Exercise> Give only one thing: the number of lines that include the word "Additions".
------------------------------------
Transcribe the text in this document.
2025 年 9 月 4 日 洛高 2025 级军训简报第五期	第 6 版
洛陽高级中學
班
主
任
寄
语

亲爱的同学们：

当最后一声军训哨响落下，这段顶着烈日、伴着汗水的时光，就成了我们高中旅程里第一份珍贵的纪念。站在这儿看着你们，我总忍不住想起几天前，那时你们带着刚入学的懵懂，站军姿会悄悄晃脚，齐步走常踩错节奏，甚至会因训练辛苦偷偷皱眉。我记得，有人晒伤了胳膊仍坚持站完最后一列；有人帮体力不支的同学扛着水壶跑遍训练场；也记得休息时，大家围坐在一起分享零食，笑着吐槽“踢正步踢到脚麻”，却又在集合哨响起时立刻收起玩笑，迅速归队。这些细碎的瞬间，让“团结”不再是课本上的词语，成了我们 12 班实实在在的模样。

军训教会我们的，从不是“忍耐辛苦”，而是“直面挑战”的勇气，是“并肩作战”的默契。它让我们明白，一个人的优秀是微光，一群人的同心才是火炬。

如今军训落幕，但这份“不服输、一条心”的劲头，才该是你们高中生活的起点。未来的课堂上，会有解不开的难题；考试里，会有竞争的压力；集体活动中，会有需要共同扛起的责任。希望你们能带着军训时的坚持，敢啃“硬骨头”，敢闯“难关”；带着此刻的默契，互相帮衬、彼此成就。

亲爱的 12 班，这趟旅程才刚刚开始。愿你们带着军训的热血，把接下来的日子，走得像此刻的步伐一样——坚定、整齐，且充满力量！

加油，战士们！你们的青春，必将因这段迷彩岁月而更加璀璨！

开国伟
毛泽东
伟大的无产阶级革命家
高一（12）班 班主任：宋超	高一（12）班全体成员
------------------------------------
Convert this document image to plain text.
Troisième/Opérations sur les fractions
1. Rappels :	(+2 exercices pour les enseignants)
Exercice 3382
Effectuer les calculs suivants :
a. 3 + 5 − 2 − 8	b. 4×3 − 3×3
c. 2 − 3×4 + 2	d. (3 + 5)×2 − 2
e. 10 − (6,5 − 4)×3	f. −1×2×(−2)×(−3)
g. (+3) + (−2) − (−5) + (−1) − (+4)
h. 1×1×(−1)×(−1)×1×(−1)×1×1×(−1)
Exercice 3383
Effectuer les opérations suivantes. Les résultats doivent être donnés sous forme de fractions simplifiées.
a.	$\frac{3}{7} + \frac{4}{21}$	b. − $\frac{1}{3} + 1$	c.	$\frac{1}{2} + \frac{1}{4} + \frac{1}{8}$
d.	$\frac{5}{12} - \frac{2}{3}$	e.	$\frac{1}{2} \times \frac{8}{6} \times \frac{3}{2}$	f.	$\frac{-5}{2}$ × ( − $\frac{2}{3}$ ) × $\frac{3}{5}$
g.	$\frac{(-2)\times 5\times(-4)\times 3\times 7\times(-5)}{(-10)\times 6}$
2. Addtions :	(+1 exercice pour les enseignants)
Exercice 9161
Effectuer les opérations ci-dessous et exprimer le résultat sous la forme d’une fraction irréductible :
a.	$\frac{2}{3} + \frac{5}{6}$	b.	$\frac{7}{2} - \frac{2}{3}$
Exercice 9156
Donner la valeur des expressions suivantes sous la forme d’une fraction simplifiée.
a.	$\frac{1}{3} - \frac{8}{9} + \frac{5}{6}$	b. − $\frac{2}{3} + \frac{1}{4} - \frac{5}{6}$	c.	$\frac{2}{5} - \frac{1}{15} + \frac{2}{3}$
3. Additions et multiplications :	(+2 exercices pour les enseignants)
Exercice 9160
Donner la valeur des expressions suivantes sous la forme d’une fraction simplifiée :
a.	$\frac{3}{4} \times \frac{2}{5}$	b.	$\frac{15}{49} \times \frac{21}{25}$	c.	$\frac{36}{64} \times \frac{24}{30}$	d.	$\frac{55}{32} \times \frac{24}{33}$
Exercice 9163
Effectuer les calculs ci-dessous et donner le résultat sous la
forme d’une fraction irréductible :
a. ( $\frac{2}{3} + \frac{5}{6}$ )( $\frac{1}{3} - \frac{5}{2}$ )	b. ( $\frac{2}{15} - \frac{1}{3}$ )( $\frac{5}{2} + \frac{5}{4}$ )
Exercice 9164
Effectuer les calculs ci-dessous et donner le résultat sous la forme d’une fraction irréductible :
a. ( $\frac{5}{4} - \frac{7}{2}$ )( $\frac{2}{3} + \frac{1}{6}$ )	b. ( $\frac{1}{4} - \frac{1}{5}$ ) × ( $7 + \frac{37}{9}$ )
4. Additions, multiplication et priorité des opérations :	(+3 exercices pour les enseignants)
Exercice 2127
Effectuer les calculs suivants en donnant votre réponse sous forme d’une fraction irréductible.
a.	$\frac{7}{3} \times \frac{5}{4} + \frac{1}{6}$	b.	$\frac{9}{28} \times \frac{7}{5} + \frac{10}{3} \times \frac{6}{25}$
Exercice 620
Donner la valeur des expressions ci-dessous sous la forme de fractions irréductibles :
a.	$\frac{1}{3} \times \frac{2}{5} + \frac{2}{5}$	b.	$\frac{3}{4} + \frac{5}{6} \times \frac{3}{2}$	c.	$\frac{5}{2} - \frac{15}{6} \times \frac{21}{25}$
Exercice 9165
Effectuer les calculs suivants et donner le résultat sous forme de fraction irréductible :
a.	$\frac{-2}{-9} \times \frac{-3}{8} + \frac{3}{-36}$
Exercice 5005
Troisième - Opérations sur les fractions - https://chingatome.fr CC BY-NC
------------------------------------
Answer to this exercise> 2